-- GIVEN TASK --
The listing must be reproduced in full, exactly as it stands.

-- ROWS --
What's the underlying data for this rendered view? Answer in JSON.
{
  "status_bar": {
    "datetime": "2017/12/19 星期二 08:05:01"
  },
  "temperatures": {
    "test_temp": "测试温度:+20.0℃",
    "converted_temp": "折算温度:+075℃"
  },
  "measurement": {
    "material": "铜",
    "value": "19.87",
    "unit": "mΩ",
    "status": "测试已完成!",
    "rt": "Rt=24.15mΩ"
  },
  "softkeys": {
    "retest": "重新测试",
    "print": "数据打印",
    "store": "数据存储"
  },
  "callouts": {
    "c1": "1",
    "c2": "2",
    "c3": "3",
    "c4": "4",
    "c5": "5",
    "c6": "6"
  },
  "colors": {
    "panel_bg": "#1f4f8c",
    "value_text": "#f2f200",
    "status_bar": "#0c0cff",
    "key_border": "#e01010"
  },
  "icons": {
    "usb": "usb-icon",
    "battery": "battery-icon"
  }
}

-- TASK OUTPUT --
What's the underlying data for this rendered view? Answer in JSON.
{
  "status_bar": {
    "datetime": "2017/12/19 星期二 08:05:01"
  },
  "temperatures": {
    "test_temp": "测试温度:+20.0℃",
    "converted_temp": "折算温度:+075℃"
  },
  "measurement": {
    "material": "铜",
    "value": "19.87",
    "unit": "mΩ",
    "status": "测试已完成!",
    "rt": "Rt=24.15mΩ"
  },
  "softkeys": {
    "retest": "重新测试",
    "print": "数据打印",
    "store": "数据存储"
  },
  "callouts": {
    "c1": "1",
    "c2": "2",
    "c3": "3",
    "c4": "4",
    "c5": "5",
    "c6": "6"
  },
  "colors": {
    "panel_bg": "#1f4f8c",
    "value_text": "#f2f200",
    "status_bar": "#0c0cff",
    "key_border": "#e01010"
  },
  "icons": {
    "usb": "usb-icon",
    "battery": "battery-icon"
  }
}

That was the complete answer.